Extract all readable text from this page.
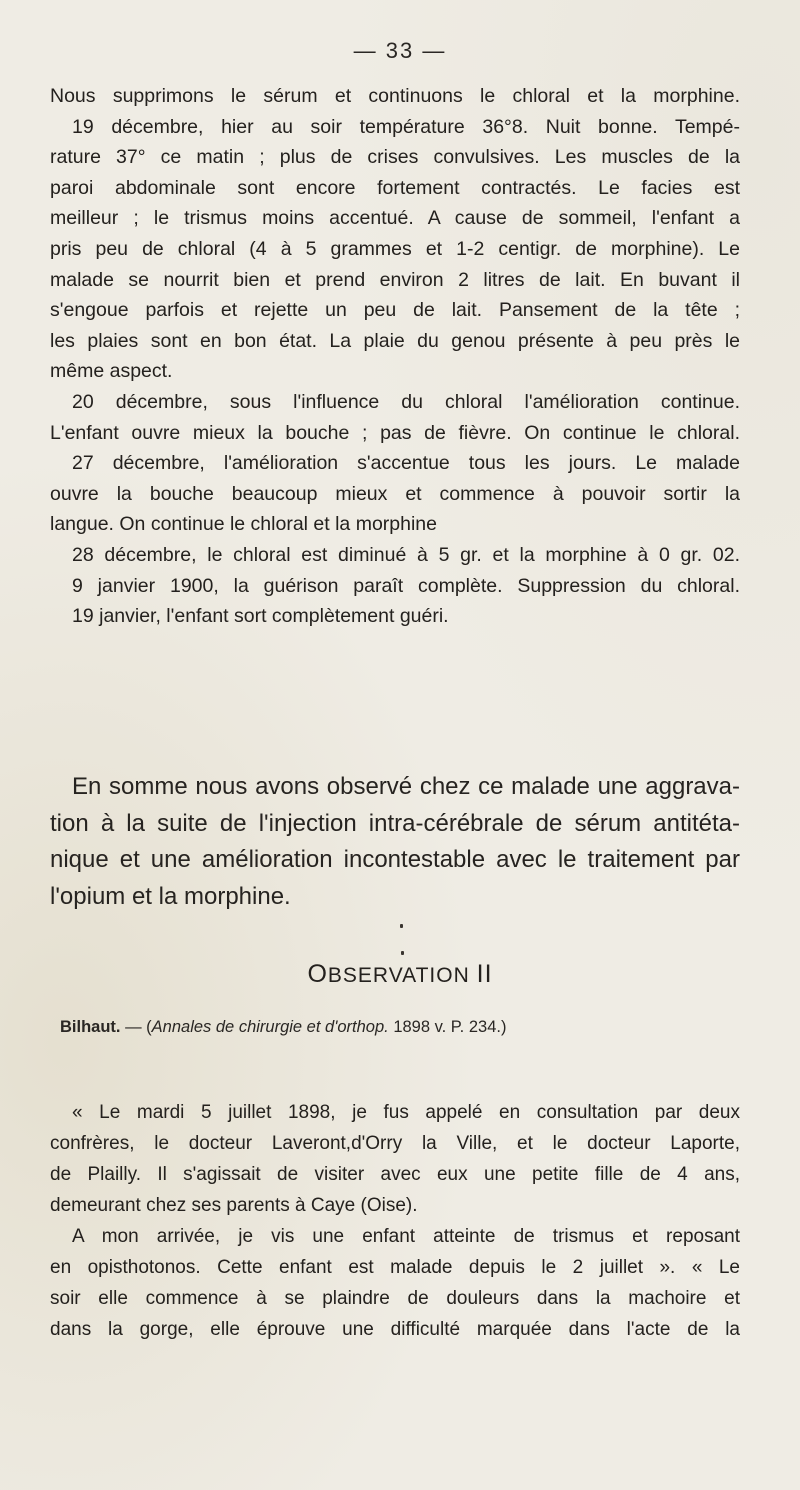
— 33 —
Nous supprimons le sérum et continuons le chloral et la morphine.
19 décembre, hier au soir température 36°8. Nuit bonne. Tempé-
rature 37° ce matin ; plus de crises convulsives. Les muscles de la
paroi abdominale sont encore fortement contractés. Le facies est
meilleur ; le trismus moins accentué. A cause de sommeil, l'enfant a
pris peu de chloral (4 à 5 grammes et 1-2 centigr. de morphine). Le
malade se nourrit bien et prend environ 2 litres de lait. En buvant il
s'engoue parfois et rejette un peu de lait. Pansement de la tête ;
les plaies sont en bon état. La plaie du genou présente à peu près le
même aspect.
20 décembre, sous l'influence du chloral l'amélioration continue.
L'enfant ouvre mieux la bouche ; pas de fièvre. On continue le chloral.
27 décembre, l'amélioration s'accentue tous les jours. Le malade
ouvre la bouche beaucoup mieux et commence à pouvoir sortir la
langue. On continue le chloral et la morphine
28 décembre, le chloral est diminué à 5 gr. et la morphine à 0 gr. 02.
9 janvier 1900, la guérison paraît complète. Suppression du chloral.
19 janvier, l'enfant sort complètement guéri.
En somme nous avons observé chez ce malade une aggrava-
tion à la suite de l'injection intra-cérébrale de sérum antitéta-
nique et une amélioration incontestable avec le traitement par
l'opium et la morphine.
OBSERVATION II
Bilhaut. — (Annales de chirurgie et d'orthop. 1898 v. P. 234.)
« Le mardi 5 juillet 1898, je fus appelé en consultation par deux
confrères, le docteur Laveront,d'Orry la Ville, et le docteur Laporte,
de Plailly. Il s'agissait de visiter avec eux une petite fille de 4 ans,
demeurant chez ses parents à Caye (Oise).
A mon arrivée, je vis une enfant atteinte de trismus et reposant
en opisthotonos. Cette enfant est malade depuis le 2 juillet ». « Le
soir elle commence à se plaindre de douleurs dans la machoire et
dans la gorge, elle éprouve une difficulté marquée dans l'acte de la
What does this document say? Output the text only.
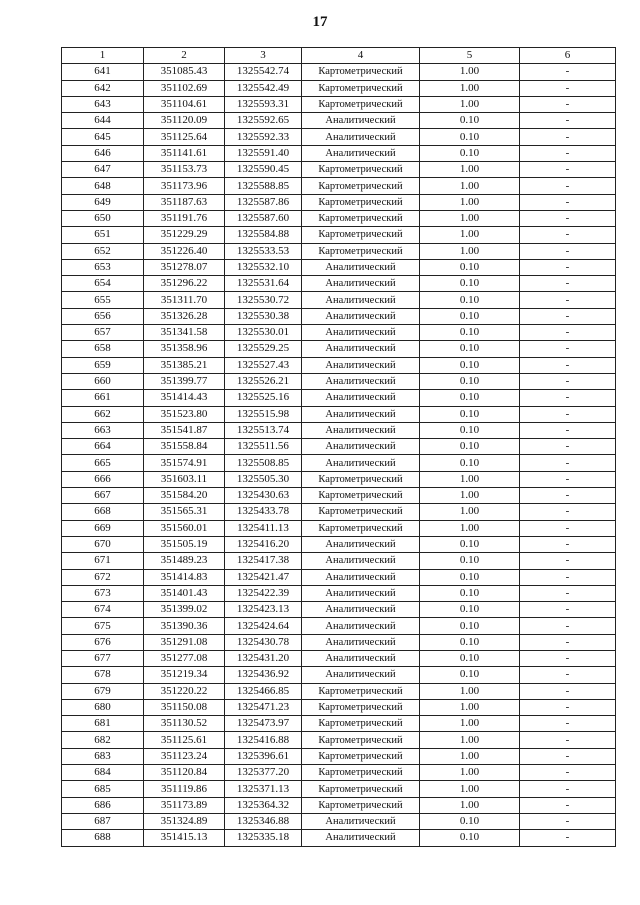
17
1	2	3	4	5	6
641	351085.43	1325542.74	Картометрический	1.00	-
642	351102.69	1325542.49	Картометрический	1.00	-
643	351104.61	1325593.31	Картометрический	1.00	-
644	351120.09	1325592.65	Аналитический	0.10	-
645	351125.64	1325592.33	Аналитический	0.10	-
646	351141.61	1325591.40	Аналитический	0.10	-
647	351153.73	1325590.45	Картометрический	1.00	-
648	351173.96	1325588.85	Картометрический	1.00	-
649	351187.63	1325587.86	Картометрический	1.00	-
650	351191.76	1325587.60	Картометрический	1.00	-
651	351229.29	1325584.88	Картометрический	1.00	-
652	351226.40	1325533.53	Картометрический	1.00	-
653	351278.07	1325532.10	Аналитический	0.10	-
654	351296.22	1325531.64	Аналитический	0.10	-
655	351311.70	1325530.72	Аналитический	0.10	-
656	351326.28	1325530.38	Аналитический	0.10	-
657	351341.58	1325530.01	Аналитический	0.10	-
658	351358.96	1325529.25	Аналитический	0.10	-
659	351385.21	1325527.43	Аналитический	0.10	-
660	351399.77	1325526.21	Аналитический	0.10	-
661	351414.43	1325525.16	Аналитический	0.10	-
662	351523.80	1325515.98	Аналитический	0.10	-
663	351541.87	1325513.74	Аналитический	0.10	-
664	351558.84	1325511.56	Аналитический	0.10	-
665	351574.91	1325508.85	Аналитический	0.10	-
666	351603.11	1325505.30	Картометрический	1.00	-
667	351584.20	1325430.63	Картометрический	1.00	-
668	351565.31	1325433.78	Картометрический	1.00	-
669	351560.01	1325411.13	Картометрический	1.00	-
670	351505.19	1325416.20	Аналитический	0.10	-
671	351489.23	1325417.38	Аналитический	0.10	-
672	351414.83	1325421.47	Аналитический	0.10	-
673	351401.43	1325422.39	Аналитический	0.10	-
674	351399.02	1325423.13	Аналитический	0.10	-
675	351390.36	1325424.64	Аналитический	0.10	-
676	351291.08	1325430.78	Аналитический	0.10	-
677	351277.08	1325431.20	Аналитический	0.10	-
678	351219.34	1325436.92	Аналитический	0.10	-
679	351220.22	1325466.85	Картометрический	1.00	-
680	351150.08	1325471.23	Картометрический	1.00	-
681	351130.52	1325473.97	Картометрический	1.00	-
682	351125.61	1325416.88	Картометрический	1.00	-
683	351123.24	1325396.61	Картометрический	1.00	-
684	351120.84	1325377.20	Картометрический	1.00	-
685	351119.86	1325371.13	Картометрический	1.00	-
686	351173.89	1325364.32	Картометрический	1.00	-
687	351324.89	1325346.88	Аналитический	0.10	-
688	351415.13	1325335.18	Аналитический	0.10	-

-------

Problem
In your copy of the records, include no pictures; repeat everything else exactly.

The answer
Extract all readable text from this page.
— 33 —
Nous supprimons le sérum et continuons le chloral et la morphine.
19 décembre, hier au soir température 36°8. Nuit bonne. Tempé-
rature 37° ce matin ; plus de crises convulsives. Les muscles de la
paroi abdominale sont encore fortement contractés. Le facies est
meilleur ; le trismus moins accentué. A cause de sommeil, l'enfant a
pris peu de chloral (4 à 5 grammes et 1-2 centigr. de morphine). Le
malade se nourrit bien et prend environ 2 litres de lait. En buvant il
s'engoue parfois et rejette un peu de lait. Pansement de la tête ;
les plaies sont en bon état. La plaie du genou présente à peu près le
même aspect.
20 décembre, sous l'influence du chloral l'amélioration continue.
L'enfant ouvre mieux la bouche ; pas de fièvre. On continue le chloral.
27 décembre, l'amélioration s'accentue tous les jours. Le malade
ouvre la bouche beaucoup mieux et commence à pouvoir sortir la
langue. On continue le chloral et la morphine
28 décembre, le chloral est diminué à 5 gr. et la morphine à 0 gr. 02.
9 janvier 1900, la guérison paraît complète. Suppression du chloral.
19 janvier, l'enfant sort complètement guéri.
En somme nous avons observé chez ce malade une aggrava-
tion à la suite de l'injection intra-cérébrale de sérum antitéta-
nique et une amélioration incontestable avec le traitement par
l'opium et la morphine.
OBSERVATION II
Bilhaut. — (Annales de chirurgie et d'orthop. 1898 v. P. 234.)
« Le mardi 5 juillet 1898, je fus appelé en consultation par deux
confrères, le docteur Laveront,d'Orry la Ville, et le docteur Laporte,
de Plailly. Il s'agissait de visiter avec eux une petite fille de 4 ans,
demeurant chez ses parents à Caye (Oise).
A mon arrivée, je vis une enfant atteinte de trismus et reposant
en opisthotonos. Cette enfant est malade depuis le 2 juillet ». « Le
soir elle commence à se plaindre de douleurs dans la machoire et
dans la gorge, elle éprouve une difficulté marquée dans l'acte de la
What does this document say? Output the text only.
17
1	2	3	4	5	6
641	351085.43	1325542.74	Картометрический	1.00	-
642	351102.69	1325542.49	Картометрический	1.00	-
643	351104.61	1325593.31	Картометрический	1.00	-
644	351120.09	1325592.65	Аналитический	0.10	-
645	351125.64	1325592.33	Аналитический	0.10	-
646	351141.61	1325591.40	Аналитический	0.10	-
647	351153.73	1325590.45	Картометрический	1.00	-
648	351173.96	1325588.85	Картометрический	1.00	-
649	351187.63	1325587.86	Картометрический	1.00	-
650	351191.76	1325587.60	Картометрический	1.00	-
651	351229.29	1325584.88	Картометрический	1.00	-
652	351226.40	1325533.53	Картометрический	1.00	-
653	351278.07	1325532.10	Аналитический	0.10	-
654	351296.22	1325531.64	Аналитический	0.10	-
655	351311.70	1325530.72	Аналитический	0.10	-
656	351326.28	1325530.38	Аналитический	0.10	-
657	351341.58	1325530.01	Аналитический	0.10	-
658	351358.96	1325529.25	Аналитический	0.10	-
659	351385.21	1325527.43	Аналитический	0.10	-
660	351399.77	1325526.21	Аналитический	0.10	-
661	351414.43	1325525.16	Аналитический	0.10	-
662	351523.80	1325515.98	Аналитический	0.10	-
663	351541.87	1325513.74	Аналитический	0.10	-
664	351558.84	1325511.56	Аналитический	0.10	-
665	351574.91	1325508.85	Аналитический	0.10	-
666	351603.11	1325505.30	Картометрический	1.00	-
667	351584.20	1325430.63	Картометрический	1.00	-
668	351565.31	1325433.78	Картометрический	1.00	-
669	351560.01	1325411.13	Картометрический	1.00	-
670	351505.19	1325416.20	Аналитический	0.10	-
671	351489.23	1325417.38	Аналитический	0.10	-
672	351414.83	1325421.47	Аналитический	0.10	-
673	351401.43	1325422.39	Аналитический	0.10	-
674	351399.02	1325423.13	Аналитический	0.10	-
675	351390.36	1325424.64	Аналитический	0.10	-
676	351291.08	1325430.78	Аналитический	0.10	-
677	351277.08	1325431.20	Аналитический	0.10	-
678	351219.34	1325436.92	Аналитический	0.10	-
679	351220.22	1325466.85	Картометрический	1.00	-
680	351150.08	1325471.23	Картометрический	1.00	-
681	351130.52	1325473.97	Картометрический	1.00	-
682	351125.61	1325416.88	Картометрический	1.00	-
683	351123.24	1325396.61	Картометрический	1.00	-
684	351120.84	1325377.20	Картометрический	1.00	-
685	351119.86	1325371.13	Картометрический	1.00	-
686	351173.89	1325364.32	Картометрический	1.00	-
687	351324.89	1325346.88	Аналитический	0.10	-
688	351415.13	1325335.18	Аналитический	0.10	-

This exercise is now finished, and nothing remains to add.